**Page**.
▬▬▬▬▬▬

The study found that even when focusing solely on direct life-cycle emissions, plastics maintain their advantage in nine out of 14 applications.
Factors such as lower energy intensity during production and the weight efficiency of plastics contribute to their reduced environmental footprint compared to alternatives like glass or metal.
Plastics demonstrate superiority in upstream processes, including production and transport, in ten out of 16 applications. This advantage stems from their lower energy intensity and lighter weight, highlighting the efficiency of plastic materials in mitigating emissions, according to the study.
“These results demonstrate that care must be taken when formulating policies or interventions to reduce plastic use so that we do not inadvertently drive a shift to non-plastic alternatives with higher GHG emissions,” note the researchers.
“For most plastic products, increasing the efficiency of plastic use, extending its lifetime, boosting recycling rates, and improving waste collection would be more effective in reducing emissions.”
Food packaging suitability
The authors say plastic packaging plays a crucial role in preserving food quality across a wide range of categories, helping to prevent food spoilage and the GHG emissions it causes. This essential function highlights the unmeasured environmental benefits of plastic packaging when compared to alternative materials.
“There are few alternatives to plastics in food packaging across a broad range of applications. This is primarily due to higher levels of food spoilage when using non-plastic alternatives. An evaluation of 20 common food categories reveals that plastic packaging is used in more than 90% of products sold in six categories (breakfast cereal, yogurt, cheese, still bottled water, and fresh and frozen meat),” reads the study.
“In another eight categories (milk, edible oil, chocolate, nut/seed mix, sweet biscuit, packaged bread, juice and rice), plastics are present in the packaging of more than 50% of products sold. The remaining six categories (ice cream, carbonated soft drink, pasta, jam and preserve, soup and pickled products) use plastics in less than 50% of the products sold, as plastics have viable alternatives in use.”
“The role of plastic packaging in keeping food from spoiling translates into a significant but often unquantified GHG benefit relative to alternatives,” the study underscores.
Life cycle assessments
The study, “Replacing Plastics with Alternatives Is Worse for Greenhouse Gas Emissions in Most Cases,” was published in the Environmental Science & Technology journal.
“Our research highlights the importance of using the life cycle assessment tool to better understand how plastics and their alternatives can affect the environment, but I would also like to stress the importance of not overlooking the impact of plastics on marine ecosystems and potential impacts on human and ecological health,” Dr. Meng states.
“We need to consider all of these impacts when choosing which materials to use in products to ensure we are using the right materials for the right purpose and to help us develop a sustainable plastics sector.”
At Interpack 2023, Paul Foulkes-Arellano, circularity educator at Circuthon and non-executive director of Sparxell, told Packaging Insights we are living in a “post-LCA world.”
Life cycle assessments often point to plastics having a far lower emissions rate than alternatives, regardless of recyclability or recycling rates. Foulkes-Arellano, however, says: “An LCA is a snapshot in time — it’s literally looking at one metric, whereas the metrics are four-dimensional if you add time.”
Additionally, a report published last August by Eunomia Research and Consulting demonstrated how LCA designs and methodologies typically produce biased and suboptimal results.

▬▬▬▬▬▬

**Records for processing**.

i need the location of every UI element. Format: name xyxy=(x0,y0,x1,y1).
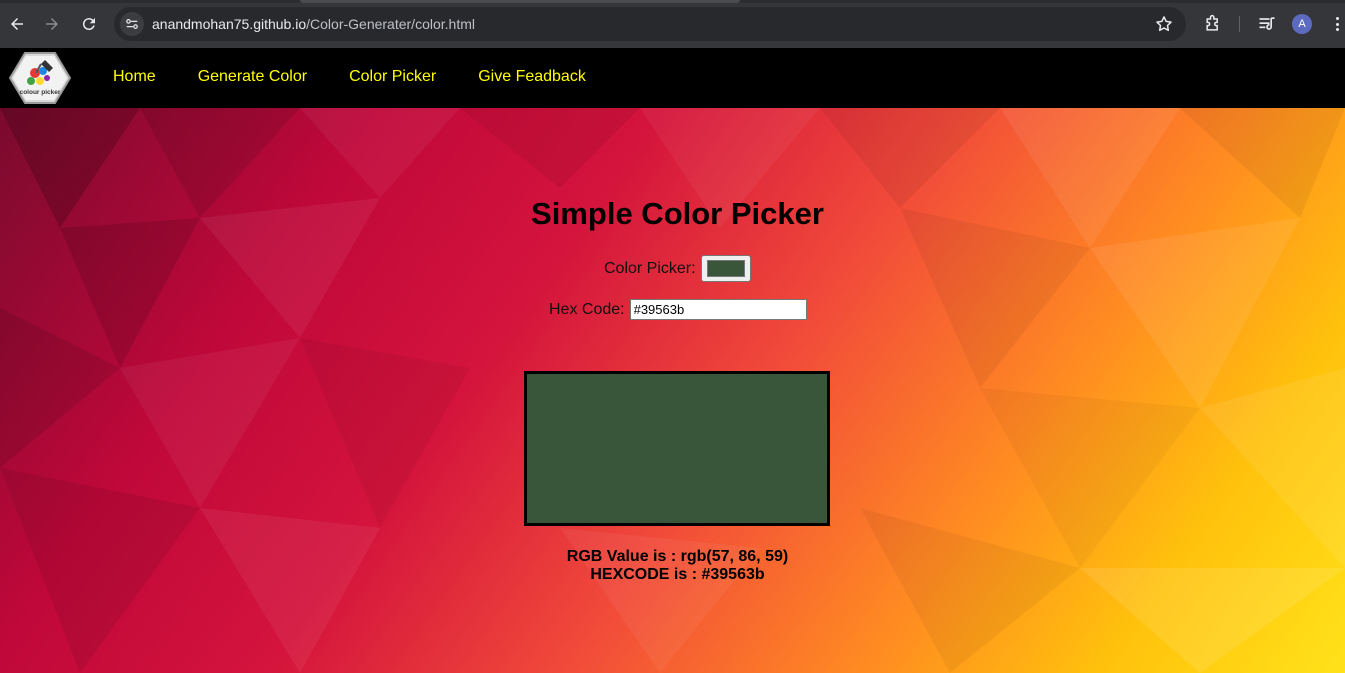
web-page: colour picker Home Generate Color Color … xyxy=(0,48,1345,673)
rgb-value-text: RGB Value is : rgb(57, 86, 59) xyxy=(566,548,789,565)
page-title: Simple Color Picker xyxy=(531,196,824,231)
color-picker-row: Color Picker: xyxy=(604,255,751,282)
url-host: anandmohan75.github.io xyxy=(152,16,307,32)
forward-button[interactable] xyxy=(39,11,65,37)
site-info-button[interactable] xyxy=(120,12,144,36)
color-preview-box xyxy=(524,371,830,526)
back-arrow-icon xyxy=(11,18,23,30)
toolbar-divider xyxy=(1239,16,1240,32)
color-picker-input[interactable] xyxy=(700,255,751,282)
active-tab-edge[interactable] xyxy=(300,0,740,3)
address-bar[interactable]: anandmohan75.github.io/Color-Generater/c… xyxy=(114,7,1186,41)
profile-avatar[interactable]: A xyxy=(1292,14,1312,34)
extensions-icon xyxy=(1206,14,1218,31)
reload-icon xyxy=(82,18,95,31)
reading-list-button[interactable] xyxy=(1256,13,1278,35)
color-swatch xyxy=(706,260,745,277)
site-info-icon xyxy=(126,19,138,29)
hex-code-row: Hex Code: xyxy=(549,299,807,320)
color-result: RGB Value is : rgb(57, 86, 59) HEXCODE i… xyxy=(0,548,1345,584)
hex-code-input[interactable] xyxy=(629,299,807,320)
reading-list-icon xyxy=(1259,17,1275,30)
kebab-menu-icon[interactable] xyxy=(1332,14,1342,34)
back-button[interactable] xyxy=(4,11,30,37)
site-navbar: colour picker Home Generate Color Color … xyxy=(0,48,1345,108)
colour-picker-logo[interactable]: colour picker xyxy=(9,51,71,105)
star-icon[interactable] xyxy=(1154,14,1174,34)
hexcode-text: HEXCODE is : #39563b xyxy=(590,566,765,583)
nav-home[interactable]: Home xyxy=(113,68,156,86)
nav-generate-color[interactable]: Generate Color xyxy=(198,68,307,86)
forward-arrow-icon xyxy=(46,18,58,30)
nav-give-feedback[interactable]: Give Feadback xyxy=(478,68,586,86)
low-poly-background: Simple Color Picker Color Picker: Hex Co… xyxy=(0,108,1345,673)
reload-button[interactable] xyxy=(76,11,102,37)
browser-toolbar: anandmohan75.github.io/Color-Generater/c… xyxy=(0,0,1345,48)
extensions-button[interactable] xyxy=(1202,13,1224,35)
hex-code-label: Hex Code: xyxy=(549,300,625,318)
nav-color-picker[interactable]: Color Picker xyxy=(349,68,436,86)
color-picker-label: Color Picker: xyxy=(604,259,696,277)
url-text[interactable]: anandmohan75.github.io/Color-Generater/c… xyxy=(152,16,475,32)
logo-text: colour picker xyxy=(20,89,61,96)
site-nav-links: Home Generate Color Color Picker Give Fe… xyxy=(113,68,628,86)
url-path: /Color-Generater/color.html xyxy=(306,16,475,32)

▬▬▬▬▬▬

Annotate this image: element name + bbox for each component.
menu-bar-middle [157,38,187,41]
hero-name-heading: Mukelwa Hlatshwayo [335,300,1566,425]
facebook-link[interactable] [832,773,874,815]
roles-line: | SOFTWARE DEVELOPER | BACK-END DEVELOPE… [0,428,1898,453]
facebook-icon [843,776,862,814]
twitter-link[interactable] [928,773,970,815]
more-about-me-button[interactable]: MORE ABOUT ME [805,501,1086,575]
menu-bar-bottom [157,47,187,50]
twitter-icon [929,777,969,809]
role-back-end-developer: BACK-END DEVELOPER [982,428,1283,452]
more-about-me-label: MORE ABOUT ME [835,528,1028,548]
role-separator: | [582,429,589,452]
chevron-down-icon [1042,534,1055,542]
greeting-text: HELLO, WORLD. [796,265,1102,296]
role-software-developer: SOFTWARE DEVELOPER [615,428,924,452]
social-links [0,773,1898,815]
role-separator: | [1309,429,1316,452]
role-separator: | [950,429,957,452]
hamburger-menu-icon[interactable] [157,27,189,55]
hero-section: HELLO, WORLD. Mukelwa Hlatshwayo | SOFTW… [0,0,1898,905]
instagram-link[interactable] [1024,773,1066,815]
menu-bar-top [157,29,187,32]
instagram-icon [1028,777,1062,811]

▬▬▬▬▬▬

**To be done**.
1. Copy word for word the part of the plastics article that opens with the words containing "Factors such as" and closes with "note the researchers.".
2. Repeat verbatim the part of the records that opens with the line containing "Annotate this image: element" and closes with the line containing "instagram-icon [1028,777,1062,811]", including both of those lines.
The plastics article and the records come from unrelated sources.

**Solutions per task**.
1.
Factors such as lower energy intensity during production and the weight efficiency of plastics contribute to their reduced environmental footprint compared to alternatives like glass or metal.
Plastics demonstrate superiority in upstream processes, including production and transport, in ten out of 16 applications. This advantage stems from their lower energy intensity and lighter weight, highlighting the efficiency of plastic materials in mitigating emissions, according to the study.
“These results demonstrate that care must be taken when formulating policies or interventions to reduce plastic use so that we do not inadvertently drive a shift to non-plastic alternatives with higher GHG emissions,” note the researchers.

2.
Annotate this image: element name + bbox for each component.
menu-bar-middle [157,38,187,41]
hero-name-heading: Mukelwa Hlatshwayo [335,300,1566,425]
facebook-link[interactable] [832,773,874,815]
roles-line: | SOFTWARE DEVELOPER | BACK-END DEVELOPE… [0,428,1898,453]
facebook-icon [843,776,862,814]
twitter-link[interactable] [928,773,970,815]
more-about-me-button[interactable]: MORE ABOUT ME [805,501,1086,575]
menu-bar-bottom [157,47,187,50]
twitter-icon [929,777,969,809]
role-back-end-developer: BACK-END DEVELOPER [982,428,1283,452]
more-about-me-label: MORE ABOUT ME [835,528,1028,548]
role-separator: | [582,429,589,452]
chevron-down-icon [1042,534,1055,542]
greeting-text: HELLO, WORLD. [796,265,1102,296]
role-software-developer: SOFTWARE DEVELOPER [615,428,924,452]
social-links [0,773,1898,815]
role-separator: | [1309,429,1316,452]
role-separator: | [950,429,957,452]
hamburger-menu-icon[interactable] [157,27,189,55]
hero-section: HELLO, WORLD. Mukelwa Hlatshwayo | SOFTW… [0,0,1898,905]
instagram-link[interactable] [1024,773,1066,815]
menu-bar-top [157,29,187,32]
instagram-icon [1028,777,1062,811]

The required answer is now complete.